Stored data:
#####

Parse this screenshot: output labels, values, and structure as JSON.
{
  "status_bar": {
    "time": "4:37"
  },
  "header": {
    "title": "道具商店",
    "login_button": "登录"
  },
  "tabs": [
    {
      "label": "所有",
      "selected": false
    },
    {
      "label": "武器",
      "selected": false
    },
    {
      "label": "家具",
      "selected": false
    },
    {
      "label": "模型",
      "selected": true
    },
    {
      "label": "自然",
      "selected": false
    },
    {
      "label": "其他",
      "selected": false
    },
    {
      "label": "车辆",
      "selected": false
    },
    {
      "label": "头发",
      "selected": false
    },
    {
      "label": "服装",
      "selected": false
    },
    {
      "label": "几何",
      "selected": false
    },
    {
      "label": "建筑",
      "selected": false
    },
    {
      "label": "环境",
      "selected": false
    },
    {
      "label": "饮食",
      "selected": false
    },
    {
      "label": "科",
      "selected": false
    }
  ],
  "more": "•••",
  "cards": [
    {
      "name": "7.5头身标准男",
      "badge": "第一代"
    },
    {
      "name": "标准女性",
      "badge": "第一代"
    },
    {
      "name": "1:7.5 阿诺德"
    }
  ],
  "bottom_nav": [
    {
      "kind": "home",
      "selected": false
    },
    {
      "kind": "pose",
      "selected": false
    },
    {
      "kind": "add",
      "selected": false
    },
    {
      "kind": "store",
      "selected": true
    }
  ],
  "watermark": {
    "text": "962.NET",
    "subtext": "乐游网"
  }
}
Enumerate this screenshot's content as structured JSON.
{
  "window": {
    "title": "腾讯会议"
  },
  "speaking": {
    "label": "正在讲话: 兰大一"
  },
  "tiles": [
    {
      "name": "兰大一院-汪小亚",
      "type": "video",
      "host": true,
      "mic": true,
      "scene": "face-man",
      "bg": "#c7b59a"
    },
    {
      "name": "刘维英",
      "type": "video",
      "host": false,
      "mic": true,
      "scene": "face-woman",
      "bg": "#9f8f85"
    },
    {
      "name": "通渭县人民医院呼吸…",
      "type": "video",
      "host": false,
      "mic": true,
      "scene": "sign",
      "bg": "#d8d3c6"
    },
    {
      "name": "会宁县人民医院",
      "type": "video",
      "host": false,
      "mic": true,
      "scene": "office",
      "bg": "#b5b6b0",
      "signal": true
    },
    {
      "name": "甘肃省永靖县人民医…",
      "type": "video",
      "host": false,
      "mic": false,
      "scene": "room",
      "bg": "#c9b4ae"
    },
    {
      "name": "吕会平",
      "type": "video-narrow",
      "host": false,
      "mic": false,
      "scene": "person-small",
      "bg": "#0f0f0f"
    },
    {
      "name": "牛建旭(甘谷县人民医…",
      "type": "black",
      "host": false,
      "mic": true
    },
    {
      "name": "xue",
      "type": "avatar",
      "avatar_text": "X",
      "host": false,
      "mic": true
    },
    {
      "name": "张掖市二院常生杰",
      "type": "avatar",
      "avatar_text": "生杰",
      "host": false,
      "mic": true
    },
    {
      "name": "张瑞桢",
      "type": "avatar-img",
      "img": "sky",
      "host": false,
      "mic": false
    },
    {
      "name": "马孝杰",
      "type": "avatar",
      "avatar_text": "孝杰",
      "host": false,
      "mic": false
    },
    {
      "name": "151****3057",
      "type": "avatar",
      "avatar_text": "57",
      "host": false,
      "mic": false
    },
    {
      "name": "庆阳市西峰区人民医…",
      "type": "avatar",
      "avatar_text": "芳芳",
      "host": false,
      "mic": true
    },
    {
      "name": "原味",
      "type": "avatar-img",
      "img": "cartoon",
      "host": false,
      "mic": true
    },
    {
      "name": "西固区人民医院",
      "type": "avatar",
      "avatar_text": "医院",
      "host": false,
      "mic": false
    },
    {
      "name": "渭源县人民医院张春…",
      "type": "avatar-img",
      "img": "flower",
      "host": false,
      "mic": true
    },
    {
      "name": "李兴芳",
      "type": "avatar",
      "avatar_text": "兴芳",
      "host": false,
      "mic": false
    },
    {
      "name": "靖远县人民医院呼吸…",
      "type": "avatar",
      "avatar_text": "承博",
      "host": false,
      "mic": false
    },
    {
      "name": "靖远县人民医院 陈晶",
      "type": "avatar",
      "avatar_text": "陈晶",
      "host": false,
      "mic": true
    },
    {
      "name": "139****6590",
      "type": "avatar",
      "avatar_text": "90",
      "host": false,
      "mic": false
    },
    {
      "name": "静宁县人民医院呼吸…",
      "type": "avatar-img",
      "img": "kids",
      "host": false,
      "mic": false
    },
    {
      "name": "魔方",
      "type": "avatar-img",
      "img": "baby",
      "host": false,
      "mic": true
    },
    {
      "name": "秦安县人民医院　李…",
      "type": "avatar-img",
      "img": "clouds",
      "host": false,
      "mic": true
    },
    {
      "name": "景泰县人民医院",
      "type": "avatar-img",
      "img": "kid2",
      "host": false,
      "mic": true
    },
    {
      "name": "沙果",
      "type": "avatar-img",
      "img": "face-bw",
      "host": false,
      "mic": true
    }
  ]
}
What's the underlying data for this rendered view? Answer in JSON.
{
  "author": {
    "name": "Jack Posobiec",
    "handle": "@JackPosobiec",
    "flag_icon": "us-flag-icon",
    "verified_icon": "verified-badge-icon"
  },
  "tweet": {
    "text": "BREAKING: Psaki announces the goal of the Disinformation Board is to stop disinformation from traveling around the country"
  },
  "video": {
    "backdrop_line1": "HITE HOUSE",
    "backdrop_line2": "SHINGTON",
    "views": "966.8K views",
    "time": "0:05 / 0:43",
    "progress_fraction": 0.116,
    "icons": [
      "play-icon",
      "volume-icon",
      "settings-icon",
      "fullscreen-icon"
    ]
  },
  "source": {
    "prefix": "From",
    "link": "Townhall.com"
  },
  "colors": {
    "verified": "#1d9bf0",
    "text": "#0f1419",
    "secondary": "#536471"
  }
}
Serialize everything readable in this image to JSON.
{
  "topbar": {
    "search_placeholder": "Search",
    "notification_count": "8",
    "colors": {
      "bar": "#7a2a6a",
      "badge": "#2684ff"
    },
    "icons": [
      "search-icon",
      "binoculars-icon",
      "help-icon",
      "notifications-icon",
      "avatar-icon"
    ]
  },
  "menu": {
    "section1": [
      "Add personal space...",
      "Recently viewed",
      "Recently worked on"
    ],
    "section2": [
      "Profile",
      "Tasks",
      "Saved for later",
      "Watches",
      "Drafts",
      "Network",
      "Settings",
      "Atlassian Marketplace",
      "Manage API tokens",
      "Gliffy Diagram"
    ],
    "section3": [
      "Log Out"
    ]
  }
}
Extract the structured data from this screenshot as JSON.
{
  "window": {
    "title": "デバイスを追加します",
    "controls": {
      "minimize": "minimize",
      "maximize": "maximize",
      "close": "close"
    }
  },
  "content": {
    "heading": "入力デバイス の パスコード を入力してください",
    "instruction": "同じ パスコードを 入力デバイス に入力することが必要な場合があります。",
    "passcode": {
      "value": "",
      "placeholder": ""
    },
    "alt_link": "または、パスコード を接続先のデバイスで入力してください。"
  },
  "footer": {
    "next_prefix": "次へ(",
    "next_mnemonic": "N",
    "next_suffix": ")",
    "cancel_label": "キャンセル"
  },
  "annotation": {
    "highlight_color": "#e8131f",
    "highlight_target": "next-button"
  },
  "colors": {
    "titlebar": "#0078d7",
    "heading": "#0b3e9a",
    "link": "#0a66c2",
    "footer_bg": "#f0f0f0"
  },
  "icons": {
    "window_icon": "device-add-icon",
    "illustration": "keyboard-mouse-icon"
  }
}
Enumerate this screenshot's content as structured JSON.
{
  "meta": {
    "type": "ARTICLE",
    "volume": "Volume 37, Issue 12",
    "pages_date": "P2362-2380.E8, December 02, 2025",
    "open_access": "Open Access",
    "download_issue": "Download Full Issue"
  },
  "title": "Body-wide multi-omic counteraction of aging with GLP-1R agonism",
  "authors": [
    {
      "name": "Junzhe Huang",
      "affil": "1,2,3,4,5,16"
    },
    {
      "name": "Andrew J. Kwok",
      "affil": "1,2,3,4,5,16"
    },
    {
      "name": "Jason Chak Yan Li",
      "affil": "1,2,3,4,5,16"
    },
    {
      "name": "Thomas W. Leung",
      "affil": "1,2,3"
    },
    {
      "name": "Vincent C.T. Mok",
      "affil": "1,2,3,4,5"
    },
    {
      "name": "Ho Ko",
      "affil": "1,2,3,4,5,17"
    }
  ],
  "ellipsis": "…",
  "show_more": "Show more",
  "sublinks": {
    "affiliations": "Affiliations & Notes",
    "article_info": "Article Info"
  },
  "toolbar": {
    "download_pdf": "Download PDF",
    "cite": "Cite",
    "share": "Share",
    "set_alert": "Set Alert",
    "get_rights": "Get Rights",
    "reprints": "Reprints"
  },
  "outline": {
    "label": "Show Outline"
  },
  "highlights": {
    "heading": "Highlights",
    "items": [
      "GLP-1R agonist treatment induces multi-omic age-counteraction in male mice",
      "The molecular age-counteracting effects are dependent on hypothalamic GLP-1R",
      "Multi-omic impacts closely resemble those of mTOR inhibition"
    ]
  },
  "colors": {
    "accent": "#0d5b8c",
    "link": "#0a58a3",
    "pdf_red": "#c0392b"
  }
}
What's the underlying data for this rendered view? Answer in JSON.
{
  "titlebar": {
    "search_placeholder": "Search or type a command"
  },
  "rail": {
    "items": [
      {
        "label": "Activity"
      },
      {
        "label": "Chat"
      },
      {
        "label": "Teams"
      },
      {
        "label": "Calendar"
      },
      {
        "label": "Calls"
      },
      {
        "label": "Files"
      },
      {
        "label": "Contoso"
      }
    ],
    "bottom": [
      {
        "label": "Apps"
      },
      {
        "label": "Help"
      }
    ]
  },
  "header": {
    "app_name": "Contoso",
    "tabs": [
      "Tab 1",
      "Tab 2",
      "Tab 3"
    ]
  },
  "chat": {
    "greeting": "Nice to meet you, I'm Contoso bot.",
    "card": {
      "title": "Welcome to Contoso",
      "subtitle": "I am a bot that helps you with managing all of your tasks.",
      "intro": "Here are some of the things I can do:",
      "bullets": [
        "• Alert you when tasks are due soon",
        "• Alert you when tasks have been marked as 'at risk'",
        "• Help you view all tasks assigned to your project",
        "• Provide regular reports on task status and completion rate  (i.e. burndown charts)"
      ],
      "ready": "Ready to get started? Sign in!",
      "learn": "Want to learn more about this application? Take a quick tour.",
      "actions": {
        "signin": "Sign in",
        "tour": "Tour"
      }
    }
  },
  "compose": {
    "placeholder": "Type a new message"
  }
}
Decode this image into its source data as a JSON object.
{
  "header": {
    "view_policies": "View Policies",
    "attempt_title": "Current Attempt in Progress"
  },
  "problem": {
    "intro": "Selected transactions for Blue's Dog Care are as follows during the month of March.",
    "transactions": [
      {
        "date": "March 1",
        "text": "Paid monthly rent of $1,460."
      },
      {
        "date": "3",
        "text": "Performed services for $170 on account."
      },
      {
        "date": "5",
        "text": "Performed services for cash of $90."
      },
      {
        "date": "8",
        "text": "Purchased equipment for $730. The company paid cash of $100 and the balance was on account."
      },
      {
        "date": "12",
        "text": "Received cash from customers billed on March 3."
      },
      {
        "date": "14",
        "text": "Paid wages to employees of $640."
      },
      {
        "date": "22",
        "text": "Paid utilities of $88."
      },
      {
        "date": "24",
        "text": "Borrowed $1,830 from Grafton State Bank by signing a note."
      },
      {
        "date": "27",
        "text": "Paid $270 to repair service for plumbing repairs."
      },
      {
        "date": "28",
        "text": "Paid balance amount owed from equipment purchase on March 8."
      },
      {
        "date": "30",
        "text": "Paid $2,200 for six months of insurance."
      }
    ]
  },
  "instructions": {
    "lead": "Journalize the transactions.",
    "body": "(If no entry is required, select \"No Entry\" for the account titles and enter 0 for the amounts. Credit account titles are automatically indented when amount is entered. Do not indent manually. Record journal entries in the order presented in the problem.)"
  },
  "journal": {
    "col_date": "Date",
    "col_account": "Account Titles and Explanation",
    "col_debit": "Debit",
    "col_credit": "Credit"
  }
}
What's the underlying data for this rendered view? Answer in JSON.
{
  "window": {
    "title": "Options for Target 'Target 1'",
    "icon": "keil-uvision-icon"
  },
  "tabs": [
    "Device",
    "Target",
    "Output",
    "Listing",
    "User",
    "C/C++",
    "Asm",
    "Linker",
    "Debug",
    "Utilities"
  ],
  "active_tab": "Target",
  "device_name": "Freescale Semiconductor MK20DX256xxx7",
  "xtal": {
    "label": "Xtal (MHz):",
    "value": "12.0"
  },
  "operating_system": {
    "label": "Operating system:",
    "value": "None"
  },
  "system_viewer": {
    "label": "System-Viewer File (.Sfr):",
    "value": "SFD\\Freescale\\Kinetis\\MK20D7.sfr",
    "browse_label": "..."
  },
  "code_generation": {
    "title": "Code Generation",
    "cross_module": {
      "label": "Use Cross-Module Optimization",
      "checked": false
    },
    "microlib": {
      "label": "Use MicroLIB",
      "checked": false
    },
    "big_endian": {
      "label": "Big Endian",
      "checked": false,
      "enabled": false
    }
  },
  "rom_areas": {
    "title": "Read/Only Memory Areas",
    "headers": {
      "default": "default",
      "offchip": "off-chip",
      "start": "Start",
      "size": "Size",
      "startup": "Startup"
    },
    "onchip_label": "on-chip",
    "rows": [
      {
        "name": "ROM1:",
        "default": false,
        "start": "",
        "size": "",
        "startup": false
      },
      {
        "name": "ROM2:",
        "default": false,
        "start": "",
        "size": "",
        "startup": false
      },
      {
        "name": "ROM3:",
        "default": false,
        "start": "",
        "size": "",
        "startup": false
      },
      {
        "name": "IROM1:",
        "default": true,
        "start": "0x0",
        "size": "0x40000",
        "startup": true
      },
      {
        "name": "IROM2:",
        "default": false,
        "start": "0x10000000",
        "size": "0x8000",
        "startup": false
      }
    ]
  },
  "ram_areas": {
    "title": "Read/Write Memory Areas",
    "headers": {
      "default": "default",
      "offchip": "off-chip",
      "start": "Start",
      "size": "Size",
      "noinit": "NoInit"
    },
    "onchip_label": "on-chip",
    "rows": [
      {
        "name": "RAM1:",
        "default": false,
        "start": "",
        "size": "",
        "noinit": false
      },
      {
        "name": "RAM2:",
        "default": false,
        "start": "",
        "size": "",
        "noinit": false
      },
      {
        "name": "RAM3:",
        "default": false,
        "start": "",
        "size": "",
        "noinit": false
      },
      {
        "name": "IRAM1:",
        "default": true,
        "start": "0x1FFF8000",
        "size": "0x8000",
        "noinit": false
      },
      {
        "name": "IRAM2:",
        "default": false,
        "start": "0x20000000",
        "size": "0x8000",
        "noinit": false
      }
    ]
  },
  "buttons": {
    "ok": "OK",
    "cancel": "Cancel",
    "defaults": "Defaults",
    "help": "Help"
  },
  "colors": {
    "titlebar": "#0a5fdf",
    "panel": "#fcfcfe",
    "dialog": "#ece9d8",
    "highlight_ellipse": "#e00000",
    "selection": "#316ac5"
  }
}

#####

## Instructions to follow
Determine how many lines include the string "heading". Give no answer but the number.

## Exercise answer
3